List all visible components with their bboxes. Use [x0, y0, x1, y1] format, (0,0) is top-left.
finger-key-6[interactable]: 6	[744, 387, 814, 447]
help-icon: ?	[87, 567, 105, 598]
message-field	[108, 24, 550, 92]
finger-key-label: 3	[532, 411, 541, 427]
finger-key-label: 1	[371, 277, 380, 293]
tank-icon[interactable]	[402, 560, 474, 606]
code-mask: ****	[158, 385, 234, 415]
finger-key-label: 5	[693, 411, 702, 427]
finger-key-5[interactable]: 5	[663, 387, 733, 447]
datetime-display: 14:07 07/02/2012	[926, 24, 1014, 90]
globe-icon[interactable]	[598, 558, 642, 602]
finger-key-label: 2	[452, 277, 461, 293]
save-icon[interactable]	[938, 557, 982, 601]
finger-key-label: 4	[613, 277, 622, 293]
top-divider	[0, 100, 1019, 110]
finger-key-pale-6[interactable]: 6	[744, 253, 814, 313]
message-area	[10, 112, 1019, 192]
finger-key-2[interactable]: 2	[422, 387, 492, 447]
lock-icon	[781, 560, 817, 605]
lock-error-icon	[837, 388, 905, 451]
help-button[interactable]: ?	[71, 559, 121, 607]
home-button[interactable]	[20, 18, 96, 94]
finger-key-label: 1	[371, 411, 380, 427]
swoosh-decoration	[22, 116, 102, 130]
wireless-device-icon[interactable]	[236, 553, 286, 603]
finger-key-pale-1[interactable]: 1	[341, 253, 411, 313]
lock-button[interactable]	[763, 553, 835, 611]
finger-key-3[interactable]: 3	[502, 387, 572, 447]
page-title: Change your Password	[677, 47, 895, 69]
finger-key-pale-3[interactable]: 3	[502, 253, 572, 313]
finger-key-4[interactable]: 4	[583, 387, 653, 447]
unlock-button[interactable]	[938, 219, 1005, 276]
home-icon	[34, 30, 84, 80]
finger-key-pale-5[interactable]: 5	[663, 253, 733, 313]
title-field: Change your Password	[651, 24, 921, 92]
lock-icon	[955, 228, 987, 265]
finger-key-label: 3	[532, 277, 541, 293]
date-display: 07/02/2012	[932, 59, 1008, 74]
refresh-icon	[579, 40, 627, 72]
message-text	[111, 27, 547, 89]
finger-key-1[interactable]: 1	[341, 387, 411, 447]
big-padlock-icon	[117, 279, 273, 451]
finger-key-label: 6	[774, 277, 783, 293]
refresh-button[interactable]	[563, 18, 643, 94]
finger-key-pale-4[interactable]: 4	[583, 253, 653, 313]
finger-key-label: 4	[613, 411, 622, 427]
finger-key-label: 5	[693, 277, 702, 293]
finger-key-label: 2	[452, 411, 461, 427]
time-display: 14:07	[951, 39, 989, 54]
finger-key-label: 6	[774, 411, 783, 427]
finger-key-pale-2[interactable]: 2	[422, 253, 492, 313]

|---|

What to produce:
Copy out the records verbatim, starting at the first line and ending at the line that contains "116, 102, 130]", including both of those lines.

The answer:
List all visible components with their bboxes. Use [x0, y0, x1, y1] format, (0,0) is top-left.
finger-key-6[interactable]: 6	[744, 387, 814, 447]
help-icon: ?	[87, 567, 105, 598]
message-field	[108, 24, 550, 92]
finger-key-label: 3	[532, 411, 541, 427]
finger-key-label: 1	[371, 277, 380, 293]
tank-icon[interactable]	[402, 560, 474, 606]
code-mask: ****	[158, 385, 234, 415]
finger-key-label: 5	[693, 411, 702, 427]
finger-key-5[interactable]: 5	[663, 387, 733, 447]
datetime-display: 14:07 07/02/2012	[926, 24, 1014, 90]
globe-icon[interactable]	[598, 558, 642, 602]
finger-key-label: 2	[452, 277, 461, 293]
save-icon[interactable]	[938, 557, 982, 601]
finger-key-label: 4	[613, 277, 622, 293]
top-divider	[0, 100, 1019, 110]
finger-key-pale-6[interactable]: 6	[744, 253, 814, 313]
message-area	[10, 112, 1019, 192]
finger-key-2[interactable]: 2	[422, 387, 492, 447]
lock-icon	[781, 560, 817, 605]
lock-error-icon	[837, 388, 905, 451]
help-button[interactable]: ?	[71, 559, 121, 607]
home-button[interactable]	[20, 18, 96, 94]
finger-key-label: 1	[371, 411, 380, 427]
swoosh-decoration	[22, 116, 102, 130]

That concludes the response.